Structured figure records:
──────

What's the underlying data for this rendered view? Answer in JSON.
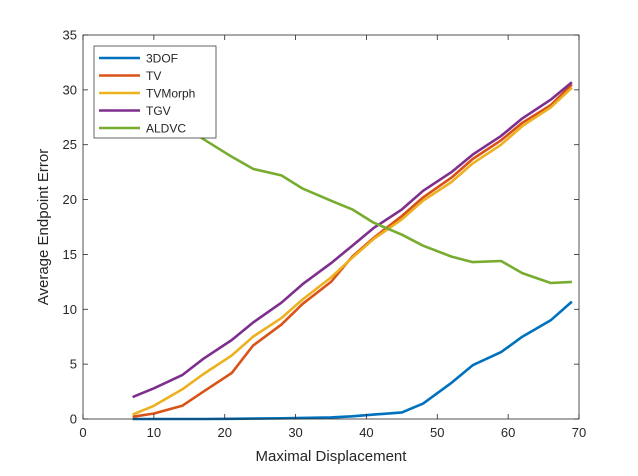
{
  "chart_data": {
    "type": "line",
    "xlabel": "Maximal Displacement",
    "ylabel": "Average Endpoint Error",
    "xlim": [
      0,
      70
    ],
    "ylim": [
      0,
      35
    ],
    "xticks": [
      0,
      10,
      20,
      30,
      40,
      50,
      60,
      70
    ],
    "yticks": [
      0,
      5,
      10,
      15,
      20,
      25,
      30,
      35
    ],
    "grid": false,
    "legend_position": "top-left",
    "series": [
      {
        "name": "3DOF",
        "color": "#0072bd",
        "x": [
          7,
          10,
          14,
          17,
          21,
          24,
          28,
          31,
          35,
          38,
          41,
          45,
          48,
          52,
          55,
          59,
          62,
          66,
          69
        ],
        "y": [
          0.0,
          0.0,
          0.0,
          0.0,
          0.02,
          0.04,
          0.06,
          0.1,
          0.15,
          0.25,
          0.4,
          0.6,
          1.4,
          3.3,
          4.9,
          6.1,
          7.5,
          9.0,
          10.7
        ]
      },
      {
        "name": "TV",
        "color": "#d95319",
        "x": [
          7,
          10,
          14,
          17,
          21,
          24,
          28,
          31,
          35,
          38,
          41,
          45,
          48,
          52,
          55,
          59,
          62,
          66,
          69
        ],
        "y": [
          0.2,
          0.5,
          1.2,
          2.5,
          4.2,
          6.7,
          8.6,
          10.5,
          12.5,
          14.8,
          16.5,
          18.5,
          20.2,
          22.0,
          23.7,
          25.4,
          27.0,
          28.6,
          30.5
        ]
      },
      {
        "name": "TVMorph",
        "color": "#edb120",
        "x": [
          7,
          10,
          14,
          17,
          21,
          24,
          28,
          31,
          35,
          38,
          41,
          45,
          48,
          52,
          55,
          59,
          62,
          66,
          69
        ],
        "y": [
          0.4,
          1.2,
          2.7,
          4.1,
          5.8,
          7.5,
          9.2,
          10.9,
          12.9,
          14.7,
          16.4,
          18.2,
          19.9,
          21.6,
          23.3,
          25.0,
          26.7,
          28.4,
          30.2
        ]
      },
      {
        "name": "TGV",
        "color": "#7e2f8e",
        "x": [
          7,
          10,
          14,
          17,
          21,
          24,
          28,
          31,
          35,
          38,
          41,
          45,
          48,
          52,
          55,
          59,
          62,
          66,
          69
        ],
        "y": [
          2.0,
          2.8,
          4.0,
          5.5,
          7.2,
          8.8,
          10.6,
          12.3,
          14.2,
          15.8,
          17.4,
          19.1,
          20.8,
          22.5,
          24.1,
          25.8,
          27.4,
          29.1,
          30.7
        ]
      },
      {
        "name": "ALDVC",
        "color": "#77ac30",
        "x": [
          7,
          10,
          14,
          17,
          21,
          24,
          28,
          31,
          35,
          38,
          41,
          45,
          48,
          52,
          55,
          59,
          62,
          66,
          69
        ],
        "y": [
          30.2,
          28.6,
          27.1,
          25.5,
          23.9,
          22.8,
          22.2,
          21.0,
          19.9,
          19.1,
          17.9,
          16.8,
          15.8,
          14.8,
          14.3,
          14.4,
          13.3,
          12.4,
          12.5
        ]
      }
    ]
  }
}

──────

STATED GOAL ->
Search the listing for the word "name". Copy every line in which it occurs.

TASK ANSWER ->
        "name": "3DOF",
        "name": "TV",
        "name": "TVMorph",
        "name": "TGV",
        "name": "ALDVC",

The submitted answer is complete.